*Stated task:*
Could you give the lines of every row below as a numbered list, leaving out any blank lines?

Entries shown start

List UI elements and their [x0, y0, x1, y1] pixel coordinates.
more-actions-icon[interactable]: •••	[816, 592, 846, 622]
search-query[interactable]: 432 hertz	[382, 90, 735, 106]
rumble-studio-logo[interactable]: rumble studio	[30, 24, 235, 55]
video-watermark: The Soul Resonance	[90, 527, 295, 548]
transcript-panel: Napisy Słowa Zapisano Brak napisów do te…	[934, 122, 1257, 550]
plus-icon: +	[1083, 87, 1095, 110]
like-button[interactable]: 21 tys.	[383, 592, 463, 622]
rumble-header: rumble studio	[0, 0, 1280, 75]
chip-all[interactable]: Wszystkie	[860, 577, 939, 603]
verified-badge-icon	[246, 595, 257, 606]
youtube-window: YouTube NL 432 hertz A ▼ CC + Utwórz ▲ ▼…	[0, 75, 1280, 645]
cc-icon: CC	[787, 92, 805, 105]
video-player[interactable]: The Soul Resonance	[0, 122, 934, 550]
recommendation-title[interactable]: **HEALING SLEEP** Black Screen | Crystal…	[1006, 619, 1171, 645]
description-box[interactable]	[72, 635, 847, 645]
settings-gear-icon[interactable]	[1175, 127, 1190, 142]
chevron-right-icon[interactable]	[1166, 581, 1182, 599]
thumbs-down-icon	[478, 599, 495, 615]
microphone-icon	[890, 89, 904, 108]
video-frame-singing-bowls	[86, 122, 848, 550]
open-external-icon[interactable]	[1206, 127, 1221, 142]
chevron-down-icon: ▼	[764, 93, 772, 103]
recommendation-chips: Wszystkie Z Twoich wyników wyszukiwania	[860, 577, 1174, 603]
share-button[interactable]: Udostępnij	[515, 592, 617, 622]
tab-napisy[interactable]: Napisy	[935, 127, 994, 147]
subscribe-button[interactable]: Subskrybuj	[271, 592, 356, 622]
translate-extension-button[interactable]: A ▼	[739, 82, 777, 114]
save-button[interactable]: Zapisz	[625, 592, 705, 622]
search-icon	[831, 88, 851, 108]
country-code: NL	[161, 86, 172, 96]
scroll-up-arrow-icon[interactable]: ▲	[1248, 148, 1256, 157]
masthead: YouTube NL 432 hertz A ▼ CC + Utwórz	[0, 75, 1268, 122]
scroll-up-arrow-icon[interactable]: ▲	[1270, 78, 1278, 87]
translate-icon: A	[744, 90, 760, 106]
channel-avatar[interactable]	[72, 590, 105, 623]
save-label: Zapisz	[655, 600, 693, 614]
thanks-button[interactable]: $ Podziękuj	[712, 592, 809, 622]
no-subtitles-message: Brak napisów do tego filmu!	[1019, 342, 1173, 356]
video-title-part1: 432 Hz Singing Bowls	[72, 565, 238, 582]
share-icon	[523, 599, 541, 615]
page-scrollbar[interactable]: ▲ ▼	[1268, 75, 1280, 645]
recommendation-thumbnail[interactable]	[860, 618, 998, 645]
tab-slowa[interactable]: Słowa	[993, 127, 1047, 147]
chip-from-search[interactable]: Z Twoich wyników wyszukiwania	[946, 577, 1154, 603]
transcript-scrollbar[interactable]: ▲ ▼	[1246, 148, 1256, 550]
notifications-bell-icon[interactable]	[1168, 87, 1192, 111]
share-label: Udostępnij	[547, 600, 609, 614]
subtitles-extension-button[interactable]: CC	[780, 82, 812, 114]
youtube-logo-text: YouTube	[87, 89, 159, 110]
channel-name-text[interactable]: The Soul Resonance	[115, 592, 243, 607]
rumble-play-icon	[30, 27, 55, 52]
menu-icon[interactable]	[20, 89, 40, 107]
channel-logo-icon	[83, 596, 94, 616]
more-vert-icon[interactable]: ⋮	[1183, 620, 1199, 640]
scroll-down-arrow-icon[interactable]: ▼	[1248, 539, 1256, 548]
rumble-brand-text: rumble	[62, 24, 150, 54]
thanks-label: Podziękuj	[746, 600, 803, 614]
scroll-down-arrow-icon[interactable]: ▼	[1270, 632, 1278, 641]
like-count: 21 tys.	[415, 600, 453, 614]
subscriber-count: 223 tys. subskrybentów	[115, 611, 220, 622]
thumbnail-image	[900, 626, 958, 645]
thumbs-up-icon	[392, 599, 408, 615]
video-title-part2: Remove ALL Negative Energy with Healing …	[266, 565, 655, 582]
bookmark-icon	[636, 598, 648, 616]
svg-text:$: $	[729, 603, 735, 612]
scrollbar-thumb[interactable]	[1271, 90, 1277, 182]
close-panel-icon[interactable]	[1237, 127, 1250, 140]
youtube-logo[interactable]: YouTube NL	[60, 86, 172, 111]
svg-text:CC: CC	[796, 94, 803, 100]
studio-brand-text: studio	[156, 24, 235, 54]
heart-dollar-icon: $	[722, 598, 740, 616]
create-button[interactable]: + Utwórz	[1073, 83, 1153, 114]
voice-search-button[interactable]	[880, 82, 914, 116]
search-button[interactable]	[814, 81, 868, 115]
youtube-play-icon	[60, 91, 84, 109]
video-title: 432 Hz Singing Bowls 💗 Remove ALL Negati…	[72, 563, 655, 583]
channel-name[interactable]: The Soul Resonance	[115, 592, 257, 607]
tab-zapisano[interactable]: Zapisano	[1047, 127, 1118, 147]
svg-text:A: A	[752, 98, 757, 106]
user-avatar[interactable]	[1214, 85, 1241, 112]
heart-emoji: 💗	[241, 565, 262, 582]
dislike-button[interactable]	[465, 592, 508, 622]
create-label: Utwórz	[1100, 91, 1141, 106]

Entries shown end

*Correct answer:*
1. List UI elements and their [x0, y0, x1, y1] pixel coordinates.
2. more-actions-icon[interactable]: •••	[816, 592, 846, 622]
3. search-query[interactable]: 432 hertz	[382, 90, 735, 106]
4. rumble-studio-logo[interactable]: rumble studio	[30, 24, 235, 55]
5. video-watermark: The Soul Resonance	[90, 527, 295, 548]
6. transcript-panel: Napisy Słowa Zapisano Brak napisów do te…	[934, 122, 1257, 550]
7. plus-icon: +	[1083, 87, 1095, 110]
8. like-button[interactable]: 21 tys.	[383, 592, 463, 622]
9. rumble-header: rumble studio	[0, 0, 1280, 75]
10. chip-all[interactable]: Wszystkie	[860, 577, 939, 603]
11. verified-badge-icon	[246, 595, 257, 606]
12. youtube-window: YouTube NL 432 hertz A ▼ CC + Utwórz ▲ ▼…	[0, 75, 1280, 645]
13. cc-icon: CC	[787, 92, 805, 105]
14. video-player[interactable]: The Soul Resonance	[0, 122, 934, 550]
15. recommendation-title[interactable]: **HEALING SLEEP** Black Screen | Crystal…	[1006, 619, 1171, 645]
16. description-box[interactable]	[72, 635, 847, 645]
17. settings-gear-icon[interactable]	[1175, 127, 1190, 142]
18. chevron-right-icon[interactable]	[1166, 581, 1182, 599]
19. thumbs-down-icon	[478, 599, 495, 615]
20. microphone-icon	[890, 89, 904, 108]
21. video-frame-singing-bowls	[86, 122, 848, 550]
22. open-external-icon[interactable]	[1206, 127, 1221, 142]
23. chevron-down-icon: ▼	[764, 93, 772, 103]
24. recommendation-chips: Wszystkie Z Twoich wyników wyszukiwania	[860, 577, 1174, 603]
25. share-button[interactable]: Udostępnij	[515, 592, 617, 622]
26. tab-napisy[interactable]: Napisy	[935, 127, 994, 147]
27. subscribe-button[interactable]: Subskrybuj	[271, 592, 356, 622]
28. translate-extension-button[interactable]: A ▼	[739, 82, 777, 114]
29. save-button[interactable]: Zapisz	[625, 592, 705, 622]
30. search-icon	[831, 88, 851, 108]
31. country-code: NL	[161, 86, 172, 96]
32. scroll-up-arrow-icon[interactable]: ▲	[1248, 148, 1256, 157]
33. masthead: YouTube NL 432 hertz A ▼ CC + Utwórz	[0, 75, 1268, 122]
34. scroll-up-arrow-icon[interactable]: ▲	[1270, 78, 1278, 87]
35. translate-icon: A	[744, 90, 760, 106]
36. channel-avatar[interactable]	[72, 590, 105, 623]
37. save-label: Zapisz	[655, 600, 693, 614]
38. thanks-button[interactable]: $ Podziękuj	[712, 592, 809, 622]
39. no-subtitles-message: Brak napisów do tego filmu!	[1019, 342, 1173, 356]
40. video-title-part1: 432 Hz Singing Bowls	[72, 565, 238, 582]
41. share-icon	[523, 599, 541, 615]
42. page-scrollbar[interactable]: ▲ ▼	[1268, 75, 1280, 645]
43. recommendation-thumbnail[interactable]	[860, 618, 998, 645]
44. tab-slowa[interactable]: Słowa	[993, 127, 1047, 147]
45. chip-from-search[interactable]: Z Twoich wyników wyszukiwania	[946, 577, 1154, 603]
46. transcript-scrollbar[interactable]: ▲ ▼	[1246, 148, 1256, 550]
47. notifications-bell-icon[interactable]	[1168, 87, 1192, 111]
48. share-label: Udostępnij	[547, 600, 609, 614]
49. subtitles-extension-button[interactable]: CC	[780, 82, 812, 114]
50. youtube-logo-text: YouTube	[87, 89, 159, 110]
51. channel-name-text[interactable]: The Soul Resonance	[115, 592, 243, 607]
52. rumble-play-icon	[30, 27, 55, 52]
53. menu-icon[interactable]	[20, 89, 40, 107]
54. channel-logo-icon	[83, 596, 94, 616]
55. more-vert-icon[interactable]: ⋮	[1183, 620, 1199, 640]
56. scroll-down-arrow-icon[interactable]: ▼	[1248, 539, 1256, 548]
57. rumble-brand-text: rumble	[62, 24, 150, 54]
58. thanks-label: Podziękuj	[746, 600, 803, 614]
59. scroll-down-arrow-icon[interactable]: ▼	[1270, 632, 1278, 641]
60. like-count: 21 tys.	[415, 600, 453, 614]
61. subscriber-count: 223 tys. subskrybentów	[115, 611, 220, 622]
62. thumbnail-image	[900, 626, 958, 645]
63. thumbs-up-icon	[392, 599, 408, 615]
64. video-title-part2: Remove ALL Negative Energy with Healing …	[266, 565, 655, 582]
65. bookmark-icon	[636, 598, 648, 616]
66. svg-text:$: $	[729, 603, 735, 612]
67. scrollbar-thumb[interactable]	[1271, 90, 1277, 182]
68. close-panel-icon[interactable]	[1237, 127, 1250, 140]
69. youtube-logo[interactable]: YouTube NL	[60, 86, 172, 111]
70. svg-text:CC: CC	[796, 94, 803, 100]
71. studio-brand-text: studio	[156, 24, 235, 54]
72. heart-dollar-icon: $	[722, 598, 740, 616]
73. create-button[interactable]: + Utwórz	[1073, 83, 1153, 114]
74. voice-search-button[interactable]	[880, 82, 914, 116]
75. search-button[interactable]	[814, 81, 868, 115]
76. youtube-play-icon	[60, 91, 84, 109]
77. video-title: 432 Hz Singing Bowls 💗 Remove ALL Negati…	[72, 563, 655, 583]
78. channel-name[interactable]: The Soul Resonance	[115, 592, 257, 607]
79. tab-zapisano[interactable]: Zapisano	[1047, 127, 1118, 147]
80. svg-text:A: A	[752, 98, 757, 106]
81. user-avatar[interactable]	[1214, 85, 1241, 112]
82. heart-emoji: 💗	[241, 565, 262, 582]
83. dislike-button[interactable]	[465, 592, 508, 622]
84. create-label: Utwórz	[1100, 91, 1141, 106]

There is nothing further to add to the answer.